Exercise directions:
Copy every line of the data that includes the string "pencil".

[Saved data entries]
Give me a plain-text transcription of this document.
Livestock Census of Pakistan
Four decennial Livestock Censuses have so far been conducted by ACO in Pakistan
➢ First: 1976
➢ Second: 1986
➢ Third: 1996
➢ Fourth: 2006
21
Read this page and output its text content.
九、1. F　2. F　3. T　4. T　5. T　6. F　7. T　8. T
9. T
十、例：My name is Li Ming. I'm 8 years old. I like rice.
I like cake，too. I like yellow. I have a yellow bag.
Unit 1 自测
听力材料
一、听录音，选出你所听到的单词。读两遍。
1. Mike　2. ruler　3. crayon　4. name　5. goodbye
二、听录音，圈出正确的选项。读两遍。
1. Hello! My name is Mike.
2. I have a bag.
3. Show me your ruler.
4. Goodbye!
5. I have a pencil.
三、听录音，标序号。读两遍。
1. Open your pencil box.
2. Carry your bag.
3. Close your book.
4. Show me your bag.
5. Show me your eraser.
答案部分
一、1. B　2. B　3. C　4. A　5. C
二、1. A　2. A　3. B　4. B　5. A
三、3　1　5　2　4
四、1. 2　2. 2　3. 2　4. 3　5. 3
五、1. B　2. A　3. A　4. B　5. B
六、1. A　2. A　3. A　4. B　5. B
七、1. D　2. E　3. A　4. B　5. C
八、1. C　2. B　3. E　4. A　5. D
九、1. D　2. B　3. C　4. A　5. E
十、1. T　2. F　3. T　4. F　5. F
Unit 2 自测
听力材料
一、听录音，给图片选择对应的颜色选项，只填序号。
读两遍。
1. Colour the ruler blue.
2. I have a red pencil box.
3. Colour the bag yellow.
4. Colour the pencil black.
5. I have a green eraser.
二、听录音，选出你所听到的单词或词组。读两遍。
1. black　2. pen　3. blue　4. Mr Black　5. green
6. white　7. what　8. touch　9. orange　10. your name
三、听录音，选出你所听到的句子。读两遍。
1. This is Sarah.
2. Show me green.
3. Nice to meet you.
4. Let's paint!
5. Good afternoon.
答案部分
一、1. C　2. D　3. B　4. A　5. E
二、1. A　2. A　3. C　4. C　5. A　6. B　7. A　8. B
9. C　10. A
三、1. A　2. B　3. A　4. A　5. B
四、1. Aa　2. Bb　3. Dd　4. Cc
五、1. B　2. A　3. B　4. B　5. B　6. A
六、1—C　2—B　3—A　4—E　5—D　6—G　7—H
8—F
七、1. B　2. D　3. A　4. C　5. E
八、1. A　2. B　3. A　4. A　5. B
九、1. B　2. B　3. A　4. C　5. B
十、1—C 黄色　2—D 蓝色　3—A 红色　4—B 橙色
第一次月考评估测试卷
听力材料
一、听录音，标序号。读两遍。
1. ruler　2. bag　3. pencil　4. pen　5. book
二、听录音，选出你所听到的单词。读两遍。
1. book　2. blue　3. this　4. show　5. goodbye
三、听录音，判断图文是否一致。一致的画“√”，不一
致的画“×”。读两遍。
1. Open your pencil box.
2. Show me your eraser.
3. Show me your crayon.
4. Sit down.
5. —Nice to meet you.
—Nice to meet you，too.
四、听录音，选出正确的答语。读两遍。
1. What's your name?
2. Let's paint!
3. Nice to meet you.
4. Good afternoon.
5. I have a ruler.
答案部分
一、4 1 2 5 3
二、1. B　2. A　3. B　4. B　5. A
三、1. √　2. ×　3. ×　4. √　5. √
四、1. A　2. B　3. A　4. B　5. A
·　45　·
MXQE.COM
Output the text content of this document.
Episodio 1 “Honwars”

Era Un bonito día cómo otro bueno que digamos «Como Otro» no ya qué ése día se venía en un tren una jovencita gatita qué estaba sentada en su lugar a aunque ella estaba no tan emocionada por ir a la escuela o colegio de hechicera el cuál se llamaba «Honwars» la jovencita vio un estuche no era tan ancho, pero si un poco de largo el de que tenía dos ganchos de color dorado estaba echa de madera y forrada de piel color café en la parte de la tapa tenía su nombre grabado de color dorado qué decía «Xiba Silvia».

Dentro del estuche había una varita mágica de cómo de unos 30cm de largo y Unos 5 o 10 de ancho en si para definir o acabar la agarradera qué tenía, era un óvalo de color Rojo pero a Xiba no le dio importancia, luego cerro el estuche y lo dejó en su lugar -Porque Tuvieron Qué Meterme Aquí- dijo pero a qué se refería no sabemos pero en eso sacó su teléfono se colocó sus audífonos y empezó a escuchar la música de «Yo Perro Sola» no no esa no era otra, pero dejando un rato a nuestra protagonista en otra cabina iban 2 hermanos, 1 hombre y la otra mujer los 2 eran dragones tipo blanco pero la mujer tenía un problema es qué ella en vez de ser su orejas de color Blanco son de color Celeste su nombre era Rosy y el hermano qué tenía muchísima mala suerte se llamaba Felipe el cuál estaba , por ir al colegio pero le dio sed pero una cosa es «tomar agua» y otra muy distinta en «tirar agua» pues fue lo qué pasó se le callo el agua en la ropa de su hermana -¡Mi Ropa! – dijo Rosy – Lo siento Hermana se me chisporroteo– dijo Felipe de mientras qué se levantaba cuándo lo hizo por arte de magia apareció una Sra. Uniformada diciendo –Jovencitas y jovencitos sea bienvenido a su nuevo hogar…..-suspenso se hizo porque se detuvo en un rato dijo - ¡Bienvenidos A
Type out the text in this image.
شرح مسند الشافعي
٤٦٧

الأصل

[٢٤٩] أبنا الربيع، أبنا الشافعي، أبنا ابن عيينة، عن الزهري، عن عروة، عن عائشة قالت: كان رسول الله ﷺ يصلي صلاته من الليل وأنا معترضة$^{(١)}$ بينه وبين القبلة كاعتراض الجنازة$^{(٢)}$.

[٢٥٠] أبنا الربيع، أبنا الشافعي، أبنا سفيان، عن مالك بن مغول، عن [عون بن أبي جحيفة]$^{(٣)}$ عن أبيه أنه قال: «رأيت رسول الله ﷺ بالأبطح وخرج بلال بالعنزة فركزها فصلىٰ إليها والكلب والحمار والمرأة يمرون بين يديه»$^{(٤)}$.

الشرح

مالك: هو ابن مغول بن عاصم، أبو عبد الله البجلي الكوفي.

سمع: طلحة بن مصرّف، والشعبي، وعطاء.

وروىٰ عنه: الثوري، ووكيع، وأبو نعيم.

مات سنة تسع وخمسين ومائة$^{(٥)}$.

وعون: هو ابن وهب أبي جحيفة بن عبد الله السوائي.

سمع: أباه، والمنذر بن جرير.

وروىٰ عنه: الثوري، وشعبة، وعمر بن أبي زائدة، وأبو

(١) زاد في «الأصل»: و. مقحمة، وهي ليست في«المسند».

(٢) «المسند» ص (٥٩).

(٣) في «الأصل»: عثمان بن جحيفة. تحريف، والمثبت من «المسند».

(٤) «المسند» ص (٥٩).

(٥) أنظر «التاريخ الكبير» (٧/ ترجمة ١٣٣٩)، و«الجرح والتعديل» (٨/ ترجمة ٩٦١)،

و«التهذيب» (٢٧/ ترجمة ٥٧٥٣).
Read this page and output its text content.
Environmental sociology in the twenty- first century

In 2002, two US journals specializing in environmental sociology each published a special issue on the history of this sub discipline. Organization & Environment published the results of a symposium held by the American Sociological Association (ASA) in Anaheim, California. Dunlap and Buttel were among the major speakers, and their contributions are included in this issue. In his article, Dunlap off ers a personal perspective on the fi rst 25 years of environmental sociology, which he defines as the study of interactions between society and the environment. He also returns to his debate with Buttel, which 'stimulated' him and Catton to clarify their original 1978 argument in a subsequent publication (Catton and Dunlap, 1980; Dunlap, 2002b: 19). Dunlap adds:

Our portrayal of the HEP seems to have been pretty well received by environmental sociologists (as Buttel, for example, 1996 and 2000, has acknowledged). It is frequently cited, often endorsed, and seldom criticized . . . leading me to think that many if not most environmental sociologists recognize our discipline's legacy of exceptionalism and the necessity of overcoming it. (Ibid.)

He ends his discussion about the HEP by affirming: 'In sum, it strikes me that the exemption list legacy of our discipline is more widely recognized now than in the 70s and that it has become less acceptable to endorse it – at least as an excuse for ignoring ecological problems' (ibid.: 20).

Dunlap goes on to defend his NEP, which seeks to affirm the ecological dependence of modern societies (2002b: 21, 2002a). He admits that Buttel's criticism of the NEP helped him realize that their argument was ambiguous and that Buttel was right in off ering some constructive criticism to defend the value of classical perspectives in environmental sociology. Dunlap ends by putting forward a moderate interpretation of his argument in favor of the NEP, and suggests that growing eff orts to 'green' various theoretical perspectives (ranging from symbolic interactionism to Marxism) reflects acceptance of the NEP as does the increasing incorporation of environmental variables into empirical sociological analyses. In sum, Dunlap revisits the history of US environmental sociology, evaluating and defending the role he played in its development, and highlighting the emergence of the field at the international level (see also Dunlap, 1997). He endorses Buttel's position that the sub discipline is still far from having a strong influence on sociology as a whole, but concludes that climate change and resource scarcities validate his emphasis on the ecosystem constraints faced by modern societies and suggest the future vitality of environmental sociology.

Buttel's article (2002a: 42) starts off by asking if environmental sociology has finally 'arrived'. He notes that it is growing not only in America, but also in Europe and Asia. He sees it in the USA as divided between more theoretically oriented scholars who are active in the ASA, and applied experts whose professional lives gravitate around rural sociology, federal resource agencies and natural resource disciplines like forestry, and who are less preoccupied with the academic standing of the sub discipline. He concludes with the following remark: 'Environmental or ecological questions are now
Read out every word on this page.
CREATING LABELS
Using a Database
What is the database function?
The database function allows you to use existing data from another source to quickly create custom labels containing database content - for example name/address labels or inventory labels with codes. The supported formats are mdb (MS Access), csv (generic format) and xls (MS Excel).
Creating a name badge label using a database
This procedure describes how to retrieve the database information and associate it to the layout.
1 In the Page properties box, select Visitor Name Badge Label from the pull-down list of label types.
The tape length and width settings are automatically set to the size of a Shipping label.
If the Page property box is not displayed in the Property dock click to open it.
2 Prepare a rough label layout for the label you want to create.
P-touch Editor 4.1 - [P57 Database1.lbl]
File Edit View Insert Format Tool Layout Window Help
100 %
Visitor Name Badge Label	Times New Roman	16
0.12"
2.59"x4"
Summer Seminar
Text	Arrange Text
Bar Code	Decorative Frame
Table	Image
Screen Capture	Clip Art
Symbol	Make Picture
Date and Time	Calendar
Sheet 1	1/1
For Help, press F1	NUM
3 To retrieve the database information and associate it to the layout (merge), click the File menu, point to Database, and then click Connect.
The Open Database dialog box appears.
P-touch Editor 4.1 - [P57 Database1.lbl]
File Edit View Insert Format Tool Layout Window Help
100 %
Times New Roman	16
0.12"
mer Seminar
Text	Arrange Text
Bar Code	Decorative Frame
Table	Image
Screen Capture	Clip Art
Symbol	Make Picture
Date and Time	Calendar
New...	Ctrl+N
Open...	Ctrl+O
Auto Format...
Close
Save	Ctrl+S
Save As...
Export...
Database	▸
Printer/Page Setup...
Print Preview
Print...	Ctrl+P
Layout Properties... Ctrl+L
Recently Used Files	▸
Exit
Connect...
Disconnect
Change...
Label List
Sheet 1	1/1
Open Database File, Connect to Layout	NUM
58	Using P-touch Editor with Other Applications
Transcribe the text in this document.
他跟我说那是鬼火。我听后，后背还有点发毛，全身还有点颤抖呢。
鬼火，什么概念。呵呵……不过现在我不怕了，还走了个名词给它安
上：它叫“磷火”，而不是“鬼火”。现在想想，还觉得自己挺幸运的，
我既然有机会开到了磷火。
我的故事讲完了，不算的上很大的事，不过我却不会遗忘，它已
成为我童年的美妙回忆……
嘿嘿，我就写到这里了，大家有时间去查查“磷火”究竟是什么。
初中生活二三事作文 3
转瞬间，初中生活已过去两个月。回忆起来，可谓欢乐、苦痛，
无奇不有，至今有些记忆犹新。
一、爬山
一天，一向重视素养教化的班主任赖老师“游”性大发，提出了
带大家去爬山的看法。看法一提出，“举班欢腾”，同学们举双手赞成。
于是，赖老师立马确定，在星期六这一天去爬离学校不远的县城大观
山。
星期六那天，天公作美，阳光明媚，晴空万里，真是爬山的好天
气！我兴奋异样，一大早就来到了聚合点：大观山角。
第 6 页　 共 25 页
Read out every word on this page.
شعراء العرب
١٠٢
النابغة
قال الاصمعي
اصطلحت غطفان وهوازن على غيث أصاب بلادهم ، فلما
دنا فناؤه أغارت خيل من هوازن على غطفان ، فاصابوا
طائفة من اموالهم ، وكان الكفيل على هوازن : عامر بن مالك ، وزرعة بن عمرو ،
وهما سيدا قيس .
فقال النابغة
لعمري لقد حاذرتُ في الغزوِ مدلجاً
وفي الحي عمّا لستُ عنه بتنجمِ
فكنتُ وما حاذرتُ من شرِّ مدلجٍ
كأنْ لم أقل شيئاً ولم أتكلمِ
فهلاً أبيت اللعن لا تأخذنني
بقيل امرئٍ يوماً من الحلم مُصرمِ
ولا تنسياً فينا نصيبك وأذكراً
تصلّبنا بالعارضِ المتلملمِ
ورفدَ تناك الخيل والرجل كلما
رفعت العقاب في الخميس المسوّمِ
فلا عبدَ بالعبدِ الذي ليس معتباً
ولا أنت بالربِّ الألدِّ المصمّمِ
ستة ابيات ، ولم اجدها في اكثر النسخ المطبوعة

Result of this exercise:
5. I have a pencil.
1. Open your pencil box.
2. I have a red pencil box.
4. Colour the pencil black.
1. ruler　2. bag　3. pencil　4. pen　5. book
1. Open your pencil box.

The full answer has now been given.